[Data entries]
- - - - -
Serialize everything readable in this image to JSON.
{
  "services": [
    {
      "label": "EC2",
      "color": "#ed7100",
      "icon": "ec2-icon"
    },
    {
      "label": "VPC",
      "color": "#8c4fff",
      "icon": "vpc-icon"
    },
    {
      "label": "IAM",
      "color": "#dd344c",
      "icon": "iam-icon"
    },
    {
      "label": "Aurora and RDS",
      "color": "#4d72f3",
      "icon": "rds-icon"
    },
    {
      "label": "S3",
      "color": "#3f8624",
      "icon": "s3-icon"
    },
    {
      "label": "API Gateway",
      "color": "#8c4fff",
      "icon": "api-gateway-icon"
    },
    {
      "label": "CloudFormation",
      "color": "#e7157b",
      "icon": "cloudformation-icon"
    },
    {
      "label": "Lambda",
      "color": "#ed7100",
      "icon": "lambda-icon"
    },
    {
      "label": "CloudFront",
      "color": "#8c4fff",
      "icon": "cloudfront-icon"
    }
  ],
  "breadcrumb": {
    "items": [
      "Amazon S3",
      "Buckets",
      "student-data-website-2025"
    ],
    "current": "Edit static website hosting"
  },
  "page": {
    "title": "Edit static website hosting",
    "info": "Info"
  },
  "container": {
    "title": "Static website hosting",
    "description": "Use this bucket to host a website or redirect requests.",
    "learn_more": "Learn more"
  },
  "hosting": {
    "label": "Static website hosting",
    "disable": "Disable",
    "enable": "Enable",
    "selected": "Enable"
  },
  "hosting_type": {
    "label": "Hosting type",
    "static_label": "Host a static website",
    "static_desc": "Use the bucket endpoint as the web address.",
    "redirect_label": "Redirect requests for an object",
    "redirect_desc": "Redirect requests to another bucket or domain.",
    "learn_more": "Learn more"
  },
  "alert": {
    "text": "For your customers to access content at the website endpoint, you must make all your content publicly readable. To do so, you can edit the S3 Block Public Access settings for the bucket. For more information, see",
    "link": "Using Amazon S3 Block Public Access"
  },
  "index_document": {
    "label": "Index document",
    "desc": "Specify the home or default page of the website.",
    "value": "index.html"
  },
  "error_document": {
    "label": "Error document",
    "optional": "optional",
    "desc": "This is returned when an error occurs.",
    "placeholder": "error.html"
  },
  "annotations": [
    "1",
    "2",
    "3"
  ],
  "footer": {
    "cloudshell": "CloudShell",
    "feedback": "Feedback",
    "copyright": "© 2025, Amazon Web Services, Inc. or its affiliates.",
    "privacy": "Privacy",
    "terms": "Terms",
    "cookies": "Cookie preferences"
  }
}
- - - - -
◆ CHALLENGE
Pull every line containing the word "Block" out of the material.

◆ TASK ANSWER
    "text": "For your customers to access content at the website endpoint, you must make all your content publicly readable. To do so, you can edit the S3 Block Public Access settings for the bucket. For more information, see",
    "link": "Using Amazon S3 Block Public Access"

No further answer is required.